# WHAT TO PRODUCE:
Nothing may be dropped or altered: reproduce all the data.

(Extracted records)
○ ○ ○ ○ ○

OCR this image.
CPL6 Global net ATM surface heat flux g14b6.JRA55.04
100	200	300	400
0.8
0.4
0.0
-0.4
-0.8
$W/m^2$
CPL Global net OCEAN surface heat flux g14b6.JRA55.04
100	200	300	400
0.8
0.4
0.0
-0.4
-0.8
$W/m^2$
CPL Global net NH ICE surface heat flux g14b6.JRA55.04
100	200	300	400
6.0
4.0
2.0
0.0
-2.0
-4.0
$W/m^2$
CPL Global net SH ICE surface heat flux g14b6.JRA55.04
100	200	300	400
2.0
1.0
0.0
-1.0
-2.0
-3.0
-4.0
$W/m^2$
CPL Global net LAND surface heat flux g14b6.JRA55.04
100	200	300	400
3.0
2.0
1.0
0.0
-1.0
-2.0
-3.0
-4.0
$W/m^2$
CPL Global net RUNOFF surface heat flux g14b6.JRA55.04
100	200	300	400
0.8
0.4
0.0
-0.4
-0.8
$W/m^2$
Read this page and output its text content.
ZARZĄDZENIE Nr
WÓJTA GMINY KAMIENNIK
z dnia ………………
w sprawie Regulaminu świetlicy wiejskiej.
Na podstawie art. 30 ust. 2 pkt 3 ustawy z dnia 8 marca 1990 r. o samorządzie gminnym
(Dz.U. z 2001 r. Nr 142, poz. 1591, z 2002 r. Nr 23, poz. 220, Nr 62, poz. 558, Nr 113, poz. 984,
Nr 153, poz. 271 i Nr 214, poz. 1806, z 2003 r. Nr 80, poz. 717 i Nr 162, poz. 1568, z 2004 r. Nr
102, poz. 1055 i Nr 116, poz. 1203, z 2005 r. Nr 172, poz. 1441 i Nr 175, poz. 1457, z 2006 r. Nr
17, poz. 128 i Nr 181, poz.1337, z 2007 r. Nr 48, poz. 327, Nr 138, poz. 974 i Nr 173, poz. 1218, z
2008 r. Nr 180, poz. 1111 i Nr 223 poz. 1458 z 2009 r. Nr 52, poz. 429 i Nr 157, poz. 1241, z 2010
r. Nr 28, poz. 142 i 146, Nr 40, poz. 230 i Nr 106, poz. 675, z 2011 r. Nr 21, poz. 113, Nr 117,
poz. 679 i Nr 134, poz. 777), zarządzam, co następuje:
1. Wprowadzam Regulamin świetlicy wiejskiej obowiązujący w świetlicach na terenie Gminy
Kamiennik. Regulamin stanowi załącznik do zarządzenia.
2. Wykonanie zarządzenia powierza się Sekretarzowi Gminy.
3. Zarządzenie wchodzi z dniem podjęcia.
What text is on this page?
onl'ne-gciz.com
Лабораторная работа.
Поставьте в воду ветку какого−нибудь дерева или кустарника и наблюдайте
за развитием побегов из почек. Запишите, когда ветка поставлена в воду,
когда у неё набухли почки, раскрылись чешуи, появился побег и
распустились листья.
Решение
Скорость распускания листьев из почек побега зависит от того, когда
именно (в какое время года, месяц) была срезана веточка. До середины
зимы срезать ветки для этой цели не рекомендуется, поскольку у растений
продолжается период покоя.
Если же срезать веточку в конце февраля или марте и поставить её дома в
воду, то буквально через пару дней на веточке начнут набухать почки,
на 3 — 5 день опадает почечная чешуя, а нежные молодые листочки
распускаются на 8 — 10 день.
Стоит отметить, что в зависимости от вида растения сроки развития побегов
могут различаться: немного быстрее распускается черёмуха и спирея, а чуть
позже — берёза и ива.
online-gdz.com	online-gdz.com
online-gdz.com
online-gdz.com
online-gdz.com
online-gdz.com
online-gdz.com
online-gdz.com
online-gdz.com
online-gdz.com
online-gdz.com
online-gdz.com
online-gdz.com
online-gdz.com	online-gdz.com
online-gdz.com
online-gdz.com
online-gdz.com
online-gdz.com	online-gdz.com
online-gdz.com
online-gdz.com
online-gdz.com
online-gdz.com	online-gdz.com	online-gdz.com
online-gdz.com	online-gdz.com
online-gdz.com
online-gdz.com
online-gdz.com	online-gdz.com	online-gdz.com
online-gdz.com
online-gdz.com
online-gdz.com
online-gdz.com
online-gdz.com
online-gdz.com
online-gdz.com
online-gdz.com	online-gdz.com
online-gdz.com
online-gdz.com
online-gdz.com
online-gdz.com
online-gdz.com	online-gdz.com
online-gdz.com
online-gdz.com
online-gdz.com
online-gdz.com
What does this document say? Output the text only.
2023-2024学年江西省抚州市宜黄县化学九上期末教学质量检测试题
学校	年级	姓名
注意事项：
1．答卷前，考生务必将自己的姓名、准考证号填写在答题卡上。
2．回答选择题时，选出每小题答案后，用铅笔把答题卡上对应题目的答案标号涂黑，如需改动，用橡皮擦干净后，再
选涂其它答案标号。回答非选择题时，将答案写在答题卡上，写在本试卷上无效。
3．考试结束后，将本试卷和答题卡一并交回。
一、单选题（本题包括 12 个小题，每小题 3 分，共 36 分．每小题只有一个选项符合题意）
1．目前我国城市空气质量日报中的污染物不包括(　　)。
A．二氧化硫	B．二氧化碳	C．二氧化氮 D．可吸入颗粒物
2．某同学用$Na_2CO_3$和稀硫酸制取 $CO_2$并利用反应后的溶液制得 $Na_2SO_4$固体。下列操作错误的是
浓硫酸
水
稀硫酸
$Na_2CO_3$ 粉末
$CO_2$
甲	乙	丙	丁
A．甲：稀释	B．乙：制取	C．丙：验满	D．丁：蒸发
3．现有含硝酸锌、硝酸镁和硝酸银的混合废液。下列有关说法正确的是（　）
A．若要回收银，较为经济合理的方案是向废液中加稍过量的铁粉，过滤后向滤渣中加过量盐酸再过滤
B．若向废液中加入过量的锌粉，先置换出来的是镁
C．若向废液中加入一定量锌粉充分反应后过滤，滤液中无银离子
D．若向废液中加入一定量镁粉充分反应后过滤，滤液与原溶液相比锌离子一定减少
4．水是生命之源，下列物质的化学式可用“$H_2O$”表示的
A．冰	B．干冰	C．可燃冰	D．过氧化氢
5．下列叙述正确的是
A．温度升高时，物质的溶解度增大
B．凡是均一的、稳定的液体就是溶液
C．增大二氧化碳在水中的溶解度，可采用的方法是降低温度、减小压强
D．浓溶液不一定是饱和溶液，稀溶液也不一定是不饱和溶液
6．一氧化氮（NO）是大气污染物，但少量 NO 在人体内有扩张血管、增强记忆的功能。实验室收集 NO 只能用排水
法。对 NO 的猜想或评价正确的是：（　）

○ ○ ○ ○ ○

# SOLUTION FOR THIS PROBLEM:
OCR this image.
CPL6 Global net ATM surface heat flux g14b6.JRA55.04
100	200	300	400
0.8
0.4
0.0
-0.4
-0.8
$W/m^2$
CPL Global net OCEAN surface heat flux g14b6.JRA55.04
100	200	300	400
0.8
0.4
0.0
-0.4
-0.8
$W/m^2$
CPL Global net NH ICE surface heat flux g14b6.JRA55.04
100	200	300	400
6.0
4.0
2.0
0.0
-2.0
-4.0
$W/m^2$
CPL Global net SH ICE surface heat flux g14b6.JRA55.04
100	200	300	400
2.0
1.0
0.0
-1.0
-2.0
-3.0
-4.0
$W/m^2$
CPL Global net LAND surface heat flux g14b6.JRA55.04
100	200	300	400
3.0
2.0
1.0
0.0
-1.0
-2.0
-3.0
-4.0
$W/m^2$
CPL Global net RUNOFF surface heat flux g14b6.JRA55.04
100	200	300	400
0.8
0.4
0.0
-0.4
-0.8
$W/m^2$
Read this page and output its text content.
ZARZĄDZENIE Nr
WÓJTA GMINY KAMIENNIK
z dnia ………………
w sprawie Regulaminu świetlicy wiejskiej.
Na podstawie art. 30 ust. 2 pkt 3 ustawy z dnia 8 marca 1990 r. o samorządzie gminnym
(Dz.U. z 2001 r. Nr 142, poz. 1591, z 2002 r. Nr 23, poz. 220, Nr 62, poz. 558, Nr 113, poz. 984,
Nr 153, poz. 271 i Nr 214, poz. 1806, z 2003 r. Nr 80, poz. 717 i Nr 162, poz. 1568, z 2004 r. Nr
102, poz. 1055 i Nr 116, poz. 1203, z 2005 r. Nr 172, poz. 1441 i Nr 175, poz. 1457, z 2006 r. Nr
17, poz. 128 i Nr 181, poz.1337, z 2007 r. Nr 48, poz. 327, Nr 138, poz. 974 i Nr 173, poz. 1218, z
2008 r. Nr 180, poz. 1111 i Nr 223 poz. 1458 z 2009 r. Nr 52, poz. 429 i Nr 157, poz. 1241, z 2010
r. Nr 28, poz. 142 i 146, Nr 40, poz. 230 i Nr 106, poz. 675, z 2011 r. Nr 21, poz. 113, Nr 117,
poz. 679 i Nr 134, poz. 777), zarządzam, co następuje:
1. Wprowadzam Regulamin świetlicy wiejskiej obowiązujący w świetlicach na terenie Gminy
Kamiennik. Regulamin stanowi załącznik do zarządzenia.
2. Wykonanie zarządzenia powierza się Sekretarzowi Gminy.
3. Zarządzenie wchodzi z dniem podjęcia.
What text is on this page?
onl'ne-gciz.com
Лабораторная работа.
Поставьте в воду ветку какого−нибудь дерева или кустарника и наблюдайте
за развитием побегов из почек. Запишите, когда ветка поставлена в воду,
когда у неё набухли почки, раскрылись чешуи, появился побег и
распустились листья.
Решение
Скорость распускания листьев из почек побега зависит от того, когда
именно (в какое время года, месяц) была срезана веточка. До середины
зимы срезать ветки для этой цели не рекомендуется, поскольку у растений
продолжается период покоя.
Если же срезать веточку в конце февраля или марте и поставить её дома в
воду, то буквально через пару дней на веточке начнут набухать почки,
на 3 — 5 день опадает почечная чешуя, а нежные молодые листочки
распускаются на 8 — 10 день.
Стоит отметить, что в зависимости от вида растения сроки развития побегов
могут различаться: немного быстрее распускается черёмуха и спирея, а чуть
позже — берёза и ива.
online-gdz.com	online-gdz.com
online-gdz.com
online-gdz.com
online-gdz.com
online-gdz.com
online-gdz.com
online-gdz.com
online-gdz.com
online-gdz.com
online-gdz.com
online-gdz.com
online-gdz.com
online-gdz.com	online-gdz.com
online-gdz.com
online-gdz.com
online-gdz.com
online-gdz.com	online-gdz.com
online-gdz.com
online-gdz.com
online-gdz.com
online-gdz.com	online-gdz.com	online-gdz.com
online-gdz.com	online-gdz.com
online-gdz.com
online-gdz.com
online-gdz.com	online-gdz.com	online-gdz.com
online-gdz.com
online-gdz.com
online-gdz.com
online-gdz.com
online-gdz.com
online-gdz.com
online-gdz.com
online-gdz.com	online-gdz.com
online-gdz.com
online-gdz.com
online-gdz.com
online-gdz.com
online-gdz.com	online-gdz.com
online-gdz.com
online-gdz.com
online-gdz.com
online-gdz.com
What does this document say? Output the text only.
2023-2024学年江西省抚州市宜黄县化学九上期末教学质量检测试题
学校	年级	姓名
注意事项：
1．答卷前，考生务必将自己的姓名、准考证号填写在答题卡上。
2．回答选择题时，选出每小题答案后，用铅笔把答题卡上对应题目的答案标号涂黑，如需改动，用橡皮擦干净后，再
选涂其它答案标号。回答非选择题时，将答案写在答题卡上，写在本试卷上无效。
3．考试结束后，将本试卷和答题卡一并交回。
一、单选题（本题包括 12 个小题，每小题 3 分，共 36 分．每小题只有一个选项符合题意）
1．目前我国城市空气质量日报中的污染物不包括(　　)。
A．二氧化硫	B．二氧化碳	C．二氧化氮 D．可吸入颗粒物
2．某同学用$Na_2CO_3$和稀硫酸制取 $CO_2$并利用反应后的溶液制得 $Na_2SO_4$固体。下列操作错误的是
浓硫酸
水
稀硫酸
$Na_2CO_3$ 粉末
$CO_2$
甲	乙	丙	丁
A．甲：稀释	B．乙：制取	C．丙：验满	D．丁：蒸发
3．现有含硝酸锌、硝酸镁和硝酸银的混合废液。下列有关说法正确的是（　）
A．若要回收银，较为经济合理的方案是向废液中加稍过量的铁粉，过滤后向滤渣中加过量盐酸再过滤
B．若向废液中加入过量的锌粉，先置换出来的是镁
C．若向废液中加入一定量锌粉充分反应后过滤，滤液中无银离子
D．若向废液中加入一定量镁粉充分反应后过滤，滤液与原溶液相比锌离子一定减少
4．水是生命之源，下列物质的化学式可用“$H_2O$”表示的
A．冰	B．干冰	C．可燃冰	D．过氧化氢
5．下列叙述正确的是
A．温度升高时，物质的溶解度增大
B．凡是均一的、稳定的液体就是溶液
C．增大二氧化碳在水中的溶解度，可采用的方法是降低温度、减小压强
D．浓溶液不一定是饱和溶液，稀溶液也不一定是不饱和溶液
6．一氧化氮（NO）是大气污染物，但少量 NO 在人体内有扩张血管、增强记忆的功能。实验室收集 NO 只能用排水
法。对 NO 的猜想或评价正确的是：（　）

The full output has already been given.